**Your objective**
Identify every line in the records below that contains the word "dalam", and copy each of those lines.

**Data supplied**

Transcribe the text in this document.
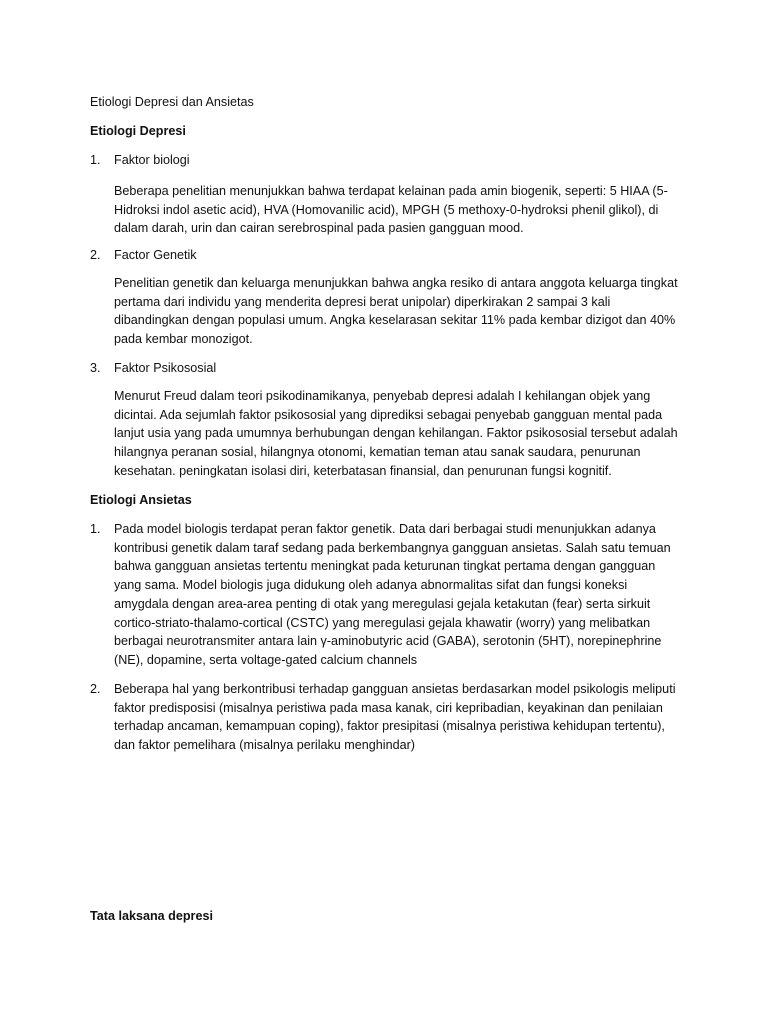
Etiologi Depresi dan Ansietas
Etiologi Depresi
1. Faktor biologi
Beberapa penelitian menunjukkan bahwa terdapat kelainan pada amin biogenik, seperti: 5 HIAA (5-
Hidroksi indol asetic acid), HVA (Homovanilic acid), MPGH (5 methoxy-0-hydroksi phenil glikol), di
dalam darah, urin dan cairan serebrospinal pada pasien gangguan mood.
2. Factor Genetik
Penelitian genetik dan keluarga menunjukkan bahwa angka resiko di antara anggota keluarga tingkat
pertama dari individu yang menderita depresi berat unipolar) diperkirakan 2 sampai 3 kali
dibandingkan dengan populasi umum. Angka keselarasan sekitar 11% pada kembar dizigot dan 40%
pada kembar monozigot.
3. Faktor Psikososial
Menurut Freud dalam teori psikodinamikanya, penyebab depresi adalah I kehilangan objek yang
dicintai. Ada sejumlah faktor psikososial yang diprediksi sebagai penyebab gangguan mental pada
lanjut usia yang pada umumnya berhubungan dengan kehilangan. Faktor psikososial tersebut adalah
hilangnya peranan sosial, hilangnya otonomi, kematian teman atau sanak saudara, penurunan
kesehatan. peningkatan isolasi diri, keterbatasan finansial, dan penurunan fungsi kognitif.
Etiologi Ansietas
1. Pada model biologis terdapat peran faktor genetik. Data dari berbagai studi menunjukkan adanya
kontribusi genetik dalam taraf sedang pada berkembangnya gangguan ansietas. Salah satu temuan
bahwa gangguan ansietas tertentu meningkat pada keturunan tingkat pertama dengan gangguan
yang sama. Model biologis juga didukung oleh adanya abnormalitas sifat dan fungsi koneksi
amygdala dengan area-area penting di otak yang meregulasi gejala ketakutan (fear) serta sirkuit
cortico-striato-thalamo-cortical (CSTC) yang meregulasi gejala khawatir (worry) yang melibatkan
berbagai neurotransmiter antara lain γ-aminobutyric acid (GABA), serotonin (5HT), norepinephrine
(NE), dopamine, serta voltage-gated calcium channels
2. Beberapa hal yang berkontribusi terhadap gangguan ansietas berdasarkan model psikologis meliputi
faktor predisposisi (misalnya peristiwa pada masa kanak, ciri kepribadian, keyakinan dan penilaian
terhadap ancaman, kemampuan coping), faktor presipitasi (misalnya peristiwa kehidupan tertentu),
dan faktor pemelihara (misalnya perilaku menghindar)
Tata laksana depresi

**Result of the exercise**
dalam darah, urin dan cairan serebrospinal pada pasien gangguan mood.
Menurut Freud dalam teori psikodinamikanya, penyebab depresi adalah I kehilangan objek yang
kontribusi genetik dalam taraf sedang pada berkembangnya gangguan ansietas. Salah satu temuan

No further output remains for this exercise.